SUPPLIED RECORDS
·····

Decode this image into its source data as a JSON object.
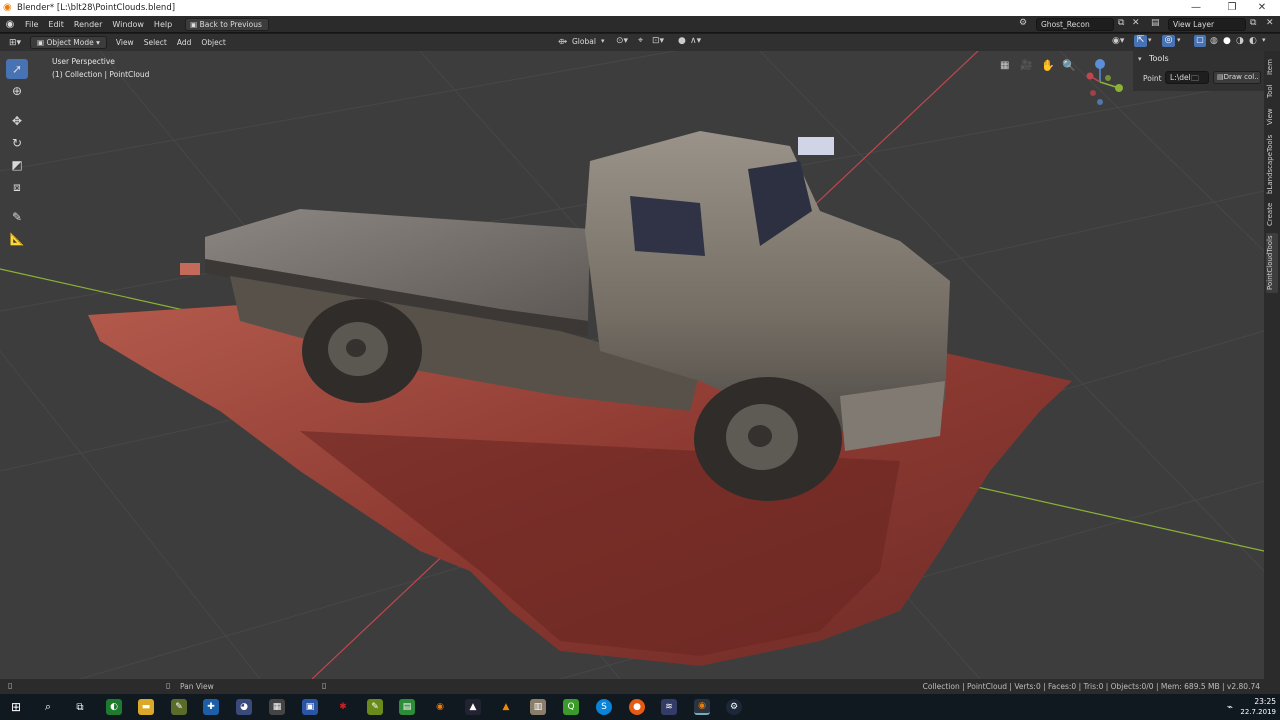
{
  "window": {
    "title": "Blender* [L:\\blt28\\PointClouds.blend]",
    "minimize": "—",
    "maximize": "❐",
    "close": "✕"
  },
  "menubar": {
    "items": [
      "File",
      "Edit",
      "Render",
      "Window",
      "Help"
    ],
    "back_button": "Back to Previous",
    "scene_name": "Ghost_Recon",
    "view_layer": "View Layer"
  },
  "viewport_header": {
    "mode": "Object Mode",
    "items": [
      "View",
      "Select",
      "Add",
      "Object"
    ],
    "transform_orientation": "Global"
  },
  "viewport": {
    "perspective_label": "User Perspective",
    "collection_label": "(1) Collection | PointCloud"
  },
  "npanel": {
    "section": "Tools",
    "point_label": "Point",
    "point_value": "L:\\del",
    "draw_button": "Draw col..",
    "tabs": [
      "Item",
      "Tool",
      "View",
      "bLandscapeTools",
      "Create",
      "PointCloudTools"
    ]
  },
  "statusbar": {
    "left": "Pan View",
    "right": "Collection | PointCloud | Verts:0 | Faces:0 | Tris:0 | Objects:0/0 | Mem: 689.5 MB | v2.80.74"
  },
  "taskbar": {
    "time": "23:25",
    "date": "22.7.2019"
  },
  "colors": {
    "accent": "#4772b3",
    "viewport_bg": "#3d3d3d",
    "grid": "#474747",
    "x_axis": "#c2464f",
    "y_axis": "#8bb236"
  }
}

·····

AIM OF THE EXERCISE
Set down the complete material exactly, but do not include the images.

WRITTEN ANSWER
Decode this image into its source data as a JSON object.
{
  "window": {
    "title": "Blender* [L:\\blt28\\PointClouds.blend]",
    "minimize": "—",
    "maximize": "❐",
    "close": "✕"
  },
  "menubar": {
    "items": [
      "File",
      "Edit",
      "Render",
      "Window",
      "Help"
    ],
    "back_button": "Back to Previous",
    "scene_name": "Ghost_Recon",
    "view_layer": "View Layer"
  },
  "viewport_header": {
    "mode": "Object Mode",
    "items": [
      "View",
      "Select",
      "Add",
      "Object"
    ],
    "transform_orientation": "Global"
  },
  "viewport": {
    "perspective_label": "User Perspective",
    "collection_label": "(1) Collection | PointCloud"
  },
  "npanel": {
    "section": "Tools",
    "point_label": "Point",
    "point_value": "L:\\del",
    "draw_button": "Draw col..",
    "tabs": [
      "Item",
      "Tool",
      "View",
      "bLandscapeTools",
      "Create",
      "PointCloudTools"
    ]
  },
  "statusbar": {
    "left": "Pan View",
    "right": "Collection | PointCloud | Verts:0 | Faces:0 | Tris:0 | Objects:0/0 | Mem: 689.5 MB | v2.80.74"
  },
  "taskbar": {
    "time": "23:25",
    "date": "22.7.2019"
  },
  "colors": {
    "accent": "#4772b3",
    "viewport_bg": "#3d3d3d",
    "grid": "#474747",
    "x_axis": "#c2464f",
    "y_axis": "#8bb236"
  }
}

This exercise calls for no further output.